— START —

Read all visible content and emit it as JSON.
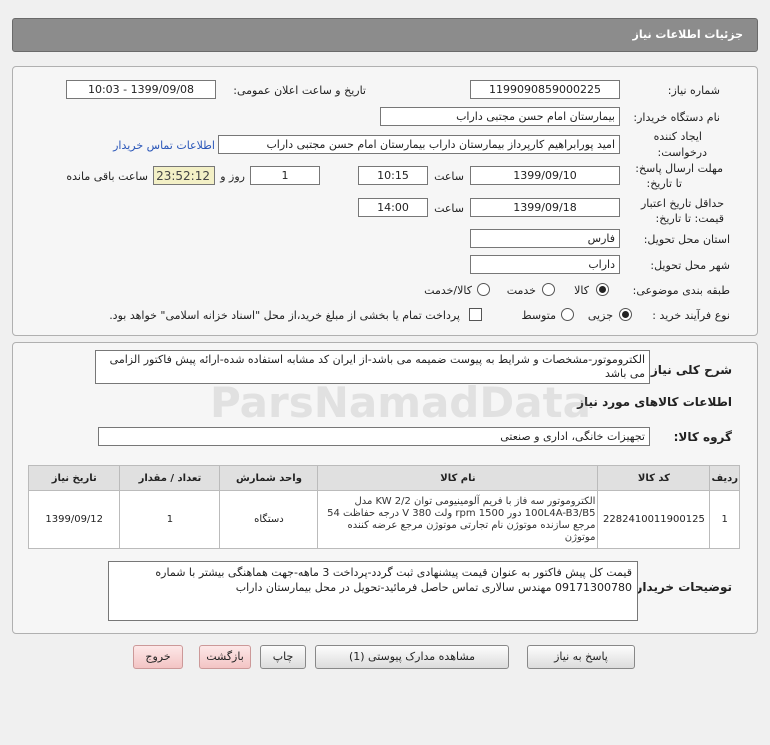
{
  "header": {
    "title": "جزئیات اطلاعات نیاز"
  },
  "form": {
    "need_number_label": "شماره نیاز:",
    "need_number": "1199090859000225",
    "announce_label": "تاریخ و ساعت اعلان عمومی:",
    "announce_value": "1399/09/08 - 10:03",
    "buyer_org_label": "نام دستگاه خریدار:",
    "buyer_org": "بیمارستان امام حسن مجتبی داراب",
    "creator_label_1": "ایجاد کننده",
    "creator_label_2": "درخواست:",
    "creator": "امید پورابراهیم کارپرداز بیمارستان داراب بیمارستان امام حسن مجتبی داراب",
    "contact_link": "اطلاعات تماس خریدار",
    "send_deadline_label_1": "مهلت ارسال پاسخ:",
    "send_deadline_label_2": "تا تاریخ:",
    "send_date": "1399/09/10",
    "time_label": "ساعت",
    "send_time": "10:15",
    "days_value": "1",
    "days_label": "روز و",
    "remaining_time": "23:52:12",
    "remaining_label": "ساعت باقی مانده",
    "validity_label_1": "حداقل تاریخ اعتبار",
    "validity_label_2": "قیمت: تا تاریخ:",
    "validity_date": "1399/09/18",
    "validity_time": "14:00",
    "province_label": "استان محل تحویل:",
    "province": "فارس",
    "city_label": "شهر محل تحویل:",
    "city": "داراب",
    "category_label": "طبقه بندی موضوعی:",
    "category_options": [
      "کالا",
      "خدمت",
      "کالا/خدمت"
    ],
    "category_selected": "کالا",
    "process_label": "نوع فرآیند خرید :",
    "process_options": [
      "جزیی",
      "متوسط"
    ],
    "process_selected": "جزیی",
    "payment_note": "پرداخت تمام یا بخشی از مبلغ خرید،از محل \"اسناد خزانه اسلامی\" خواهد بود."
  },
  "description": {
    "label": "شرح کلی نیاز:",
    "text": "الکتروموتور-مشخصات و شرایط به پیوست ضمیمه می باشد-از ایران کد مشابه استفاده شده-ارائه پیش فاکتور الزامی می باشد"
  },
  "goods": {
    "section_title": "اطلاعات کالاهای مورد نیاز",
    "group_label": "گروه کالا:",
    "group_value": "تجهیزات خانگی، اداری و صنعتی",
    "columns": [
      "ردیف",
      "کد کالا",
      "نام کالا",
      "واحد شمارش",
      "تعداد / مقدار",
      "تاریخ نیاز"
    ],
    "rows": [
      {
        "row": "1",
        "code": "2282410011900125",
        "name": "الکتروموتور سه فاز با فریم آلومینیومی توان KW 2/2 مدل 100L4A-B3/B5 دور rpm 1500 ولت V 380 درجه حفاظت 54 مرجع سازنده موتوژن نام تجارتی موتوژن مرجع عرضه کننده موتوژن",
        "unit": "دستگاه",
        "qty": "1",
        "date": "1399/09/12"
      }
    ]
  },
  "buyer_notes": {
    "label": "توضیحات خریدار:",
    "text": "قیمت کل پیش فاکتور به عنوان قیمت پیشنهادی ثبت گردد-پرداخت 3 ماهه-جهت هماهنگی بیشتر با شماره 09171300780 مهندس سالاری تماس حاصل فرمائید-تحویل در محل بیمارستان داراب"
  },
  "buttons": {
    "reply": "پاسخ به نیاز",
    "attachments": "مشاهده مدارک پیوستی (1)",
    "print": "چاپ",
    "back": "بازگشت",
    "exit": "خروج"
  },
  "watermark": {
    "text": "ParsNamadData"
  },
  "colors": {
    "header_bg": "#8c8c8c",
    "timer_bg": "#f3f0c6",
    "link": "#2a56b8",
    "pink_button": "#f3c4c4"
  }
}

— END —

Write the records out again in full, exactly, and skip every picture.

Read all visible content and emit it as JSON.
{
  "header": {
    "title": "جزئیات اطلاعات نیاز"
  },
  "form": {
    "need_number_label": "شماره نیاز:",
    "need_number": "1199090859000225",
    "announce_label": "تاریخ و ساعت اعلان عمومی:",
    "announce_value": "1399/09/08 - 10:03",
    "buyer_org_label": "نام دستگاه خریدار:",
    "buyer_org": "بیمارستان امام حسن مجتبی داراب",
    "creator_label_1": "ایجاد کننده",
    "creator_label_2": "درخواست:",
    "creator": "امید پورابراهیم کارپرداز بیمارستان داراب بیمارستان امام حسن مجتبی داراب",
    "contact_link": "اطلاعات تماس خریدار",
    "send_deadline_label_1": "مهلت ارسال پاسخ:",
    "send_deadline_label_2": "تا تاریخ:",
    "send_date": "1399/09/10",
    "time_label": "ساعت",
    "send_time": "10:15",
    "days_value": "1",
    "days_label": "روز و",
    "remaining_time": "23:52:12",
    "remaining_label": "ساعت باقی مانده",
    "validity_label_1": "حداقل تاریخ اعتبار",
    "validity_label_2": "قیمت: تا تاریخ:",
    "validity_date": "1399/09/18",
    "validity_time": "14:00",
    "province_label": "استان محل تحویل:",
    "province": "فارس",
    "city_label": "شهر محل تحویل:",
    "city": "داراب",
    "category_label": "طبقه بندی موضوعی:",
    "category_options": [
      "کالا",
      "خدمت",
      "کالا/خدمت"
    ],
    "category_selected": "کالا",
    "process_label": "نوع فرآیند خرید :",
    "process_options": [
      "جزیی",
      "متوسط"
    ],
    "process_selected": "جزیی",
    "payment_note": "پرداخت تمام یا بخشی از مبلغ خرید،از محل \"اسناد خزانه اسلامی\" خواهد بود."
  },
  "description": {
    "label": "شرح کلی نیاز:",
    "text": "الکتروموتور-مشخصات و شرایط به پیوست ضمیمه می باشد-از ایران کد مشابه استفاده شده-ارائه پیش فاکتور الزامی می باشد"
  },
  "goods": {
    "section_title": "اطلاعات کالاهای مورد نیاز",
    "group_label": "گروه کالا:",
    "group_value": "تجهیزات خانگی، اداری و صنعتی",
    "columns": [
      "ردیف",
      "کد کالا",
      "نام کالا",
      "واحد شمارش",
      "تعداد / مقدار",
      "تاریخ نیاز"
    ],
    "rows": [
      {
        "row": "1",
        "code": "2282410011900125",
        "name": "الکتروموتور سه فاز با فریم آلومینیومی توان KW 2/2 مدل 100L4A-B3/B5 دور rpm 1500 ولت V 380 درجه حفاظت 54 مرجع سازنده موتوژن نام تجارتی موتوژن مرجع عرضه کننده موتوژن",
        "unit": "دستگاه",
        "qty": "1",
        "date": "1399/09/12"
      }
    ]
  },
  "buyer_notes": {
    "label": "توضیحات خریدار:",
    "text": "قیمت کل پیش فاکتور به عنوان قیمت پیشنهادی ثبت گردد-پرداخت 3 ماهه-جهت هماهنگی بیشتر با شماره 09171300780 مهندس سالاری تماس حاصل فرمائید-تحویل در محل بیمارستان داراب"
  },
  "buttons": {
    "reply": "پاسخ به نیاز",
    "attachments": "مشاهده مدارک پیوستی (1)",
    "print": "چاپ",
    "back": "بازگشت",
    "exit": "خروج"
  },
  "watermark": {
    "text": "ParsNamadData"
  },
  "colors": {
    "header_bg": "#8c8c8c",
    "timer_bg": "#f3f0c6",
    "link": "#2a56b8",
    "pink_button": "#f3c4c4"
  }
}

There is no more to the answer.